• Exercise details
Only the number is wanted: how many lines in the data contain "individuelles"?

Collected data:
* * *

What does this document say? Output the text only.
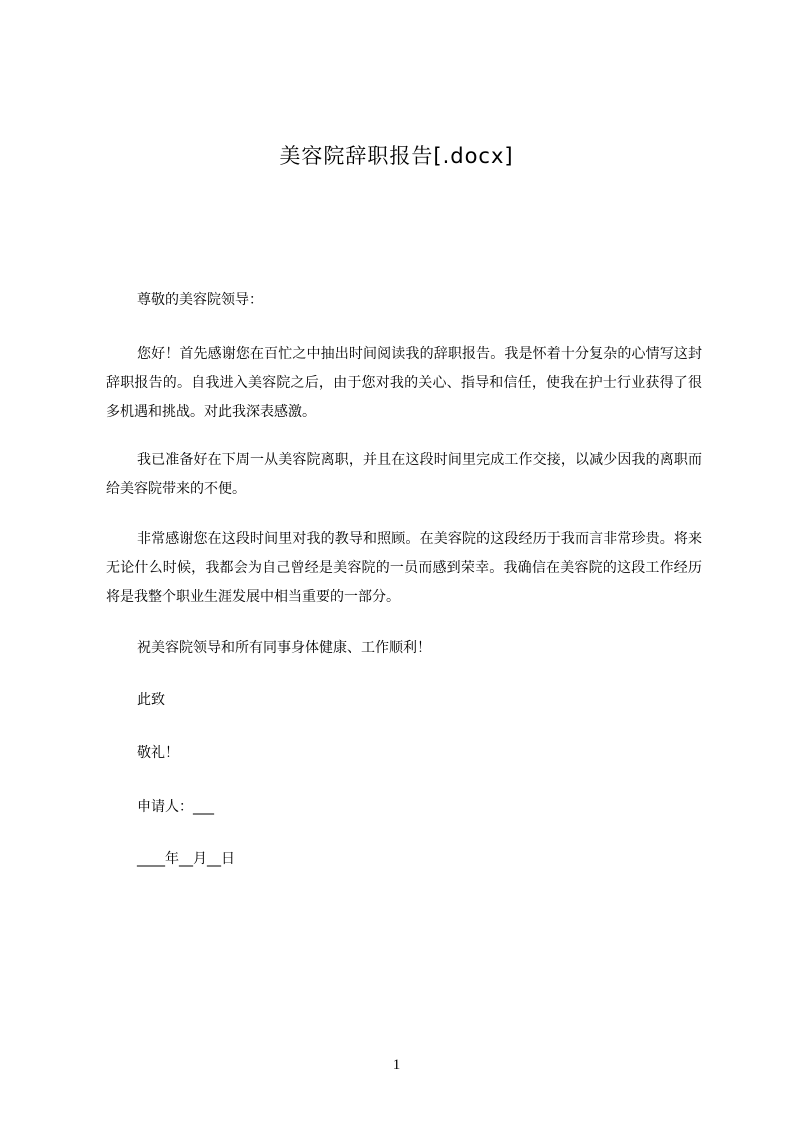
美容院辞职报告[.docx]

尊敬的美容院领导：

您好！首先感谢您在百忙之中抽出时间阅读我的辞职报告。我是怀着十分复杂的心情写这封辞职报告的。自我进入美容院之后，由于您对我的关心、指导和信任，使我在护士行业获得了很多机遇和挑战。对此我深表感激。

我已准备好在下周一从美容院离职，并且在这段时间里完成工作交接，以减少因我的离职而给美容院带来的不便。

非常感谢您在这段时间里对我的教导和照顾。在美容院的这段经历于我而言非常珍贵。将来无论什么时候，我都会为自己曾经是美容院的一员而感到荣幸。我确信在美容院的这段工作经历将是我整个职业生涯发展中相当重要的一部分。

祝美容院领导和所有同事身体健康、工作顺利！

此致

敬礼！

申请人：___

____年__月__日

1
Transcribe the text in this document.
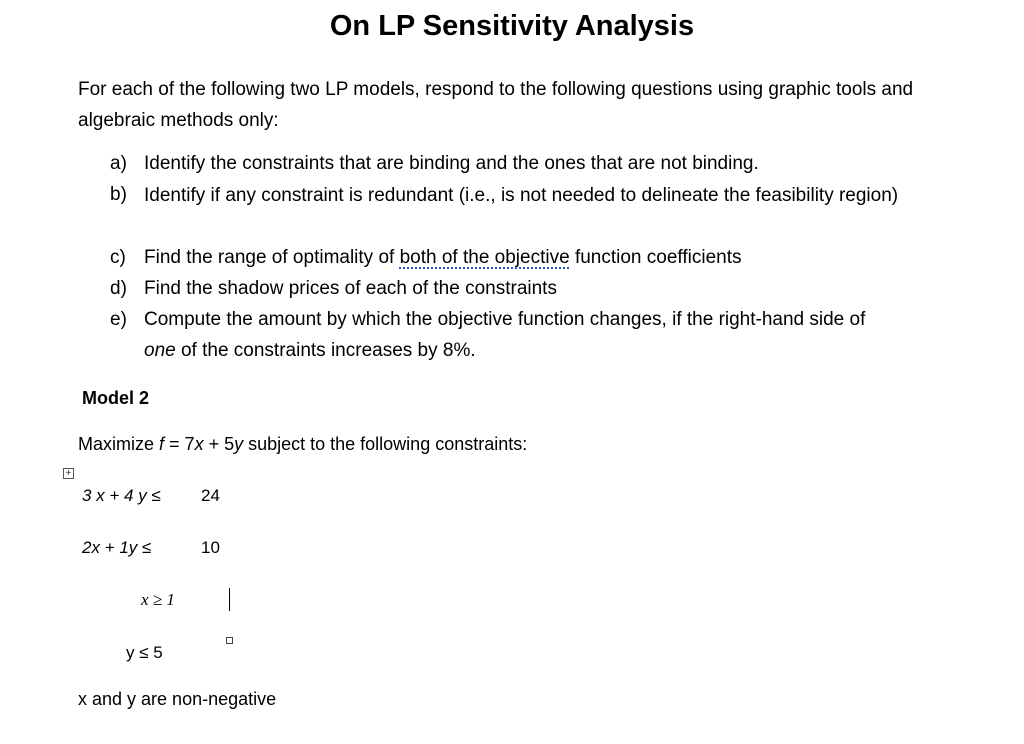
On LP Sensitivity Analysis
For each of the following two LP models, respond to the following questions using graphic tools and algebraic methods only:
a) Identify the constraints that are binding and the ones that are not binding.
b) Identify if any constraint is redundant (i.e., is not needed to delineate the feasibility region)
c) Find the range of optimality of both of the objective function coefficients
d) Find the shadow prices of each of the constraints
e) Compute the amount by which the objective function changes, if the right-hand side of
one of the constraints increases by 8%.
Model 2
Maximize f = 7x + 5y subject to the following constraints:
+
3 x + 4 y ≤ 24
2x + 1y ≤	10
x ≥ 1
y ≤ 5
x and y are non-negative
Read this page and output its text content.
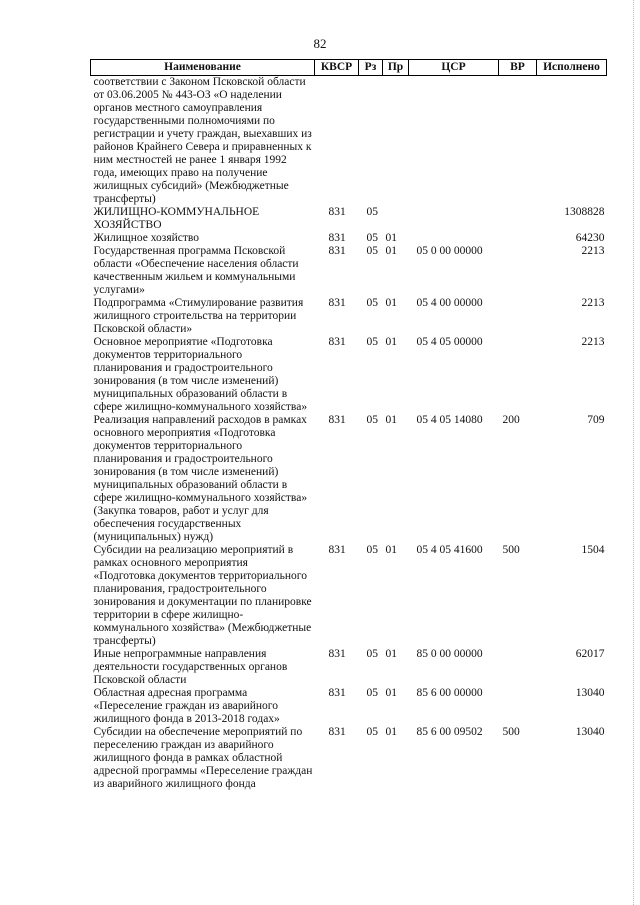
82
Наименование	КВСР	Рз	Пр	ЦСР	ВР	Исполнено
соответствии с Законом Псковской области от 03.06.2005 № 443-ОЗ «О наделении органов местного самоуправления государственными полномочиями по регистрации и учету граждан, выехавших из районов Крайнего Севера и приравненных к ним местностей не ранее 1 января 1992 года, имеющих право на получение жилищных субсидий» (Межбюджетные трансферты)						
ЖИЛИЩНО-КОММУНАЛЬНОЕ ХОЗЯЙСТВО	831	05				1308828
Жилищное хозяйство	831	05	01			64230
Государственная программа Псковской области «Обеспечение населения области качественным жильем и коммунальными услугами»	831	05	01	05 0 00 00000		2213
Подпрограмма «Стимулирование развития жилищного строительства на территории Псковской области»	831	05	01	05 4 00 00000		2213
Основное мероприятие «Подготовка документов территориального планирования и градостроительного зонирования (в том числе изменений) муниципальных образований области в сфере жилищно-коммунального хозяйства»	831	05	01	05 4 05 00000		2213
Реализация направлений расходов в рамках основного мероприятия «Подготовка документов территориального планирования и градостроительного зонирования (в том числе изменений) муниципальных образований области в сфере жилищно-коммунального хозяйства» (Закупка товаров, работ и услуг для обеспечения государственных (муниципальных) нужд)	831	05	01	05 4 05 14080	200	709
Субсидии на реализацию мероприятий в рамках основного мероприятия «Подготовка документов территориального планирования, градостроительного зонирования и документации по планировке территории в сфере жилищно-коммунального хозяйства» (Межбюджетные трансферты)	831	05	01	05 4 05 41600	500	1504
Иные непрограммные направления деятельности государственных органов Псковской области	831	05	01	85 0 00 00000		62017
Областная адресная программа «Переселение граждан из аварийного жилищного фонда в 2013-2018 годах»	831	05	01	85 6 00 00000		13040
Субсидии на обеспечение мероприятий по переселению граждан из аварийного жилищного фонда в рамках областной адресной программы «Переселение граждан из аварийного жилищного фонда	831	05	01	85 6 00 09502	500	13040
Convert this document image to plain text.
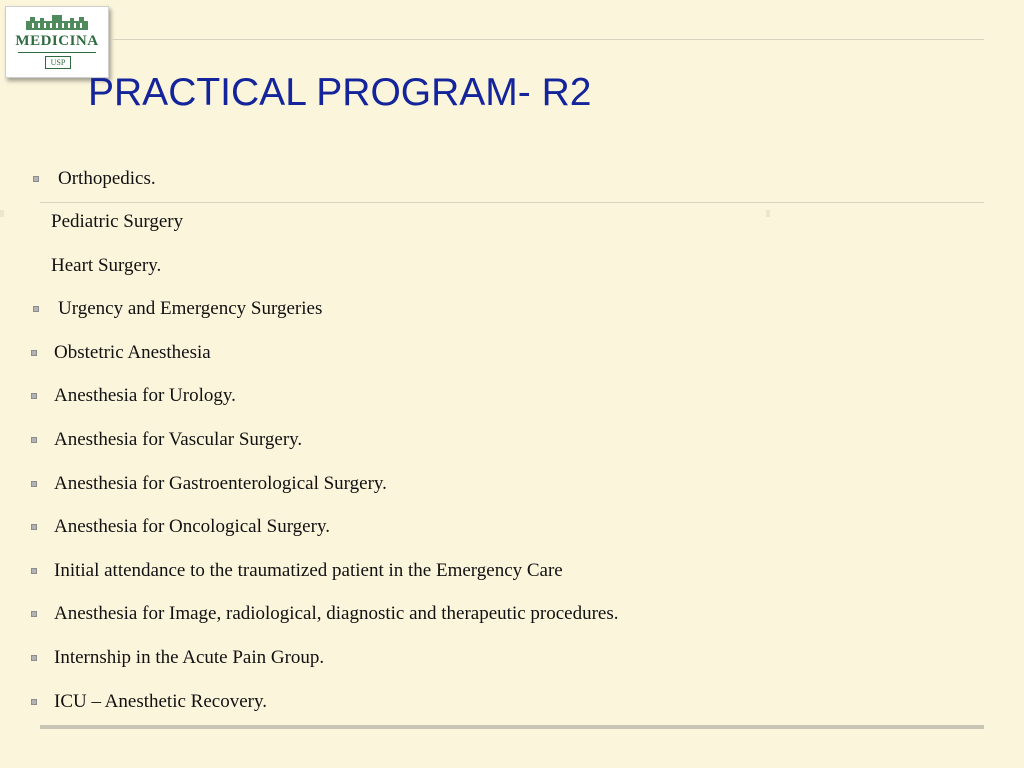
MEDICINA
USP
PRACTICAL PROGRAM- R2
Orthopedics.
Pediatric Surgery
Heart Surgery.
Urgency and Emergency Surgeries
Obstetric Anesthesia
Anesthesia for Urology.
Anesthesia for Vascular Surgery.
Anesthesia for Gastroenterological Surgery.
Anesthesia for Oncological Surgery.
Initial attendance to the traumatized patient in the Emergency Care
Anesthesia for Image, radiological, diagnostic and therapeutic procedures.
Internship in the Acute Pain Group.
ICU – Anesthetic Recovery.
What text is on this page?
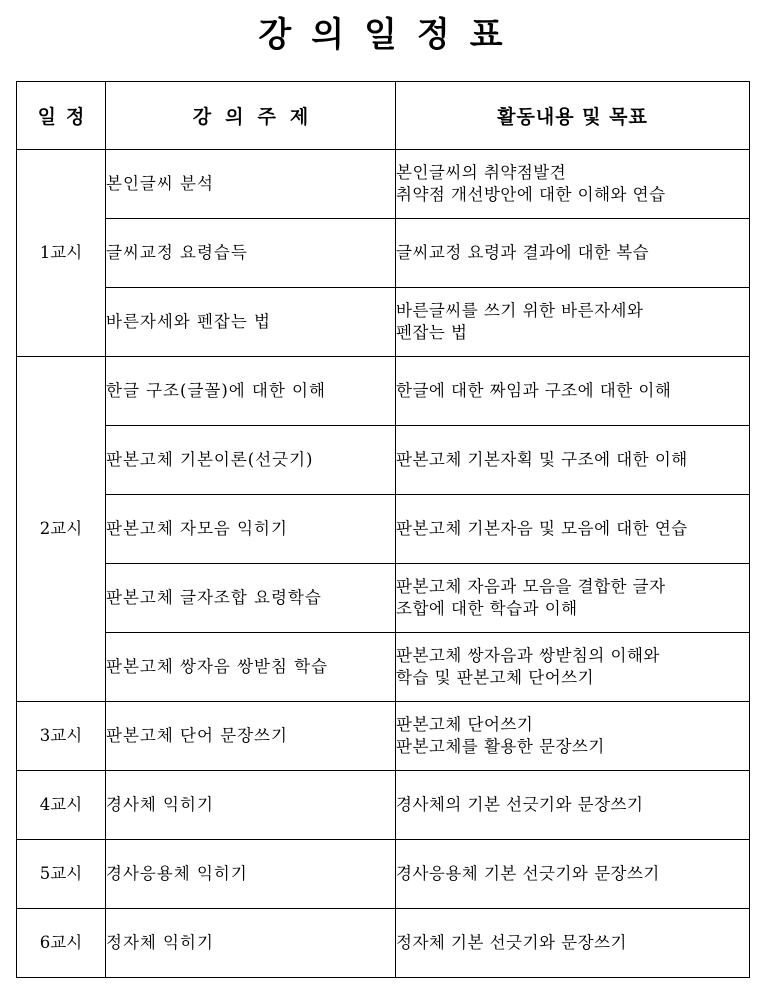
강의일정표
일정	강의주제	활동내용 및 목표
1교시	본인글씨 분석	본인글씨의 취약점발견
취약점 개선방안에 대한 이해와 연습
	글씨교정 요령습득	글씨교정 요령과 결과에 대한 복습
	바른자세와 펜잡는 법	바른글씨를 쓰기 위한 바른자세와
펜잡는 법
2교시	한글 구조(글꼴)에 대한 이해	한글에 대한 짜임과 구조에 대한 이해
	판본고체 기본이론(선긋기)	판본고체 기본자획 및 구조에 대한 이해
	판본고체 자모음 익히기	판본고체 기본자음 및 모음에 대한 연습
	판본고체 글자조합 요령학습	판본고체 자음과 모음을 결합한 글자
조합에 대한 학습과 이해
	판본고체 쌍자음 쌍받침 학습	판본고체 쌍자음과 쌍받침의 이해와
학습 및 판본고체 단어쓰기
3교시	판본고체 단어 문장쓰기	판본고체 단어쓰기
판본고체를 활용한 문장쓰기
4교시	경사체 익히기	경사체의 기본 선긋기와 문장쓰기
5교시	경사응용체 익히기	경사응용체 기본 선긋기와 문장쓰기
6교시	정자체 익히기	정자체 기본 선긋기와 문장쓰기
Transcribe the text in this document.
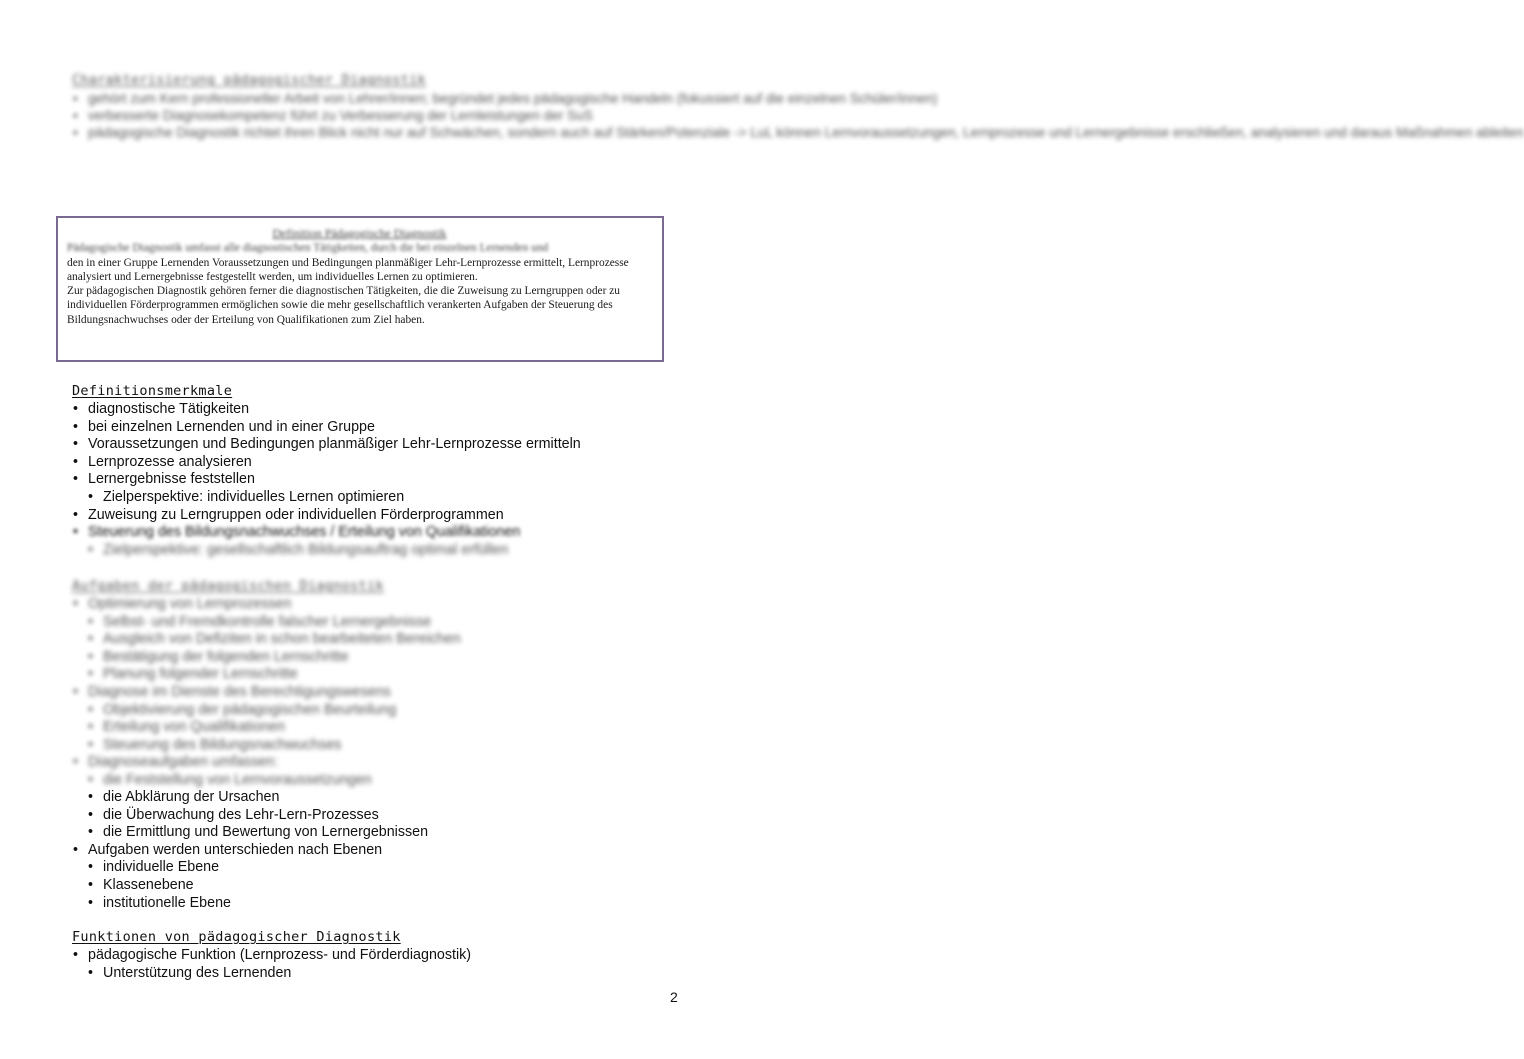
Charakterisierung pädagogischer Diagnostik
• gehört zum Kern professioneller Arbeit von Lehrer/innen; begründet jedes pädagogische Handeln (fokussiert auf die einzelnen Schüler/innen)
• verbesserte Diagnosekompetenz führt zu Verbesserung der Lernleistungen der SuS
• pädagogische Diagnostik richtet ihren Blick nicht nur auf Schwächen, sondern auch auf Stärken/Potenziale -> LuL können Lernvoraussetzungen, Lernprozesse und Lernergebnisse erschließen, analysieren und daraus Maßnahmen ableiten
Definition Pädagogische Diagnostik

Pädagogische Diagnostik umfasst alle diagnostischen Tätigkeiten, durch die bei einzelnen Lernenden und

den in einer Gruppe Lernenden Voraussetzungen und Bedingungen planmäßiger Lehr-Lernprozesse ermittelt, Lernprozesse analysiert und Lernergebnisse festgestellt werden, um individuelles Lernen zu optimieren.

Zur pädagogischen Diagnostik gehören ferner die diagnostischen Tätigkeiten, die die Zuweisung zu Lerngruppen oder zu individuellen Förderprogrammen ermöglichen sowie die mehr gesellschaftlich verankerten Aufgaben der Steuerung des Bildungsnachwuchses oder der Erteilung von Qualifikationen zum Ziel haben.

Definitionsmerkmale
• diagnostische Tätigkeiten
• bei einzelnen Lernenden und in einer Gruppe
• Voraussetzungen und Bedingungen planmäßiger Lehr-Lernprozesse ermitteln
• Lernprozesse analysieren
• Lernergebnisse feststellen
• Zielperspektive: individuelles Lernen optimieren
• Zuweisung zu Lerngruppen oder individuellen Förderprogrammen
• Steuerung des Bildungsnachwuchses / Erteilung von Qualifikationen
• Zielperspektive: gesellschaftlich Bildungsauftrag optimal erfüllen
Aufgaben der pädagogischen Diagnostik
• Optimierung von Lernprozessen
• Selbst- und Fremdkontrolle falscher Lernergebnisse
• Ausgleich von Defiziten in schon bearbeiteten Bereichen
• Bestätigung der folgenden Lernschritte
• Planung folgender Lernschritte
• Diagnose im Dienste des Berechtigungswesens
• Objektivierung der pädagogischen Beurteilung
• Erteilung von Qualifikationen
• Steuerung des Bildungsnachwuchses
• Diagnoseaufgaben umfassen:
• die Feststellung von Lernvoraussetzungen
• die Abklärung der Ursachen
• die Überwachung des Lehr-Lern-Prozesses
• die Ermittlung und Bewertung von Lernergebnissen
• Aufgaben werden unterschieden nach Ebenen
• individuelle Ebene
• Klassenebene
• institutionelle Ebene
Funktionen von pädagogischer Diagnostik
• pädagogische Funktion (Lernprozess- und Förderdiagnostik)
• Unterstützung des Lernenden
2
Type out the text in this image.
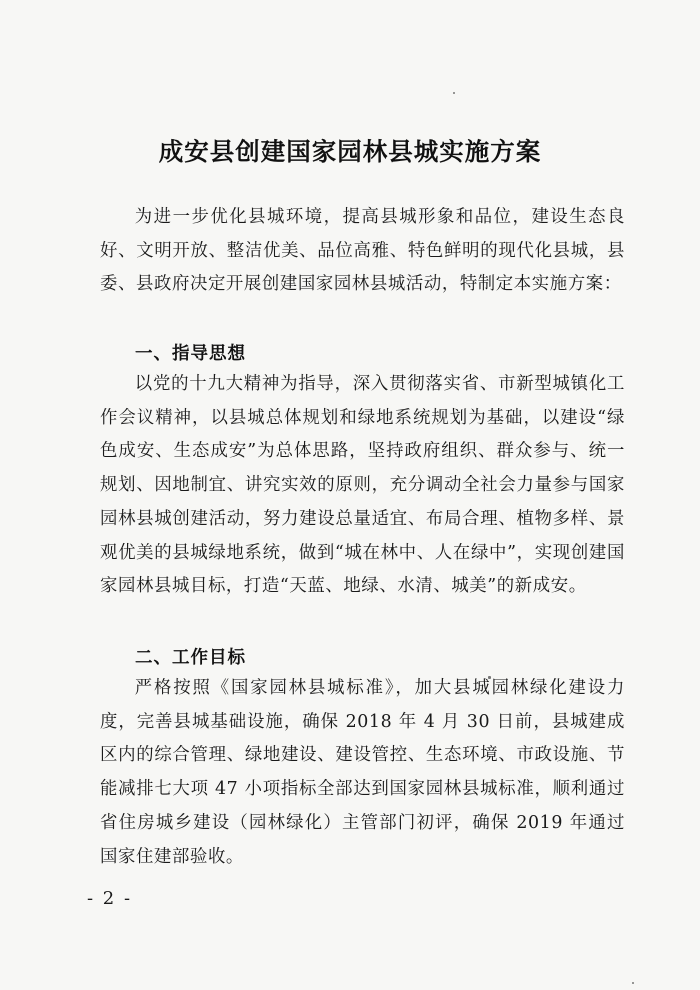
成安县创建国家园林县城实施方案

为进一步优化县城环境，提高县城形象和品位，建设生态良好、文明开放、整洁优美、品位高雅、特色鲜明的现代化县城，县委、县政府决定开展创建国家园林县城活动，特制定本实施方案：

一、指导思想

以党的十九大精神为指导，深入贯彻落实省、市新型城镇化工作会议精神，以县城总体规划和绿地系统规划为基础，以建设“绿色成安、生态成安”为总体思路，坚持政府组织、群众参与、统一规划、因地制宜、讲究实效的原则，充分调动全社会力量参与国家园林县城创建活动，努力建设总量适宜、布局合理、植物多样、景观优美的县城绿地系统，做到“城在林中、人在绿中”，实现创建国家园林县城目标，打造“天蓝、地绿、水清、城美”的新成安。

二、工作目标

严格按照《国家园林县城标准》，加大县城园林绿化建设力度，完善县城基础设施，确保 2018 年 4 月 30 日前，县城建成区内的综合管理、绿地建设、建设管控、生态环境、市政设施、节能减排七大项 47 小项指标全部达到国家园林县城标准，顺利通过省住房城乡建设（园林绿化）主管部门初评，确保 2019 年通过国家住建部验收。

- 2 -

* * *

• Task response
2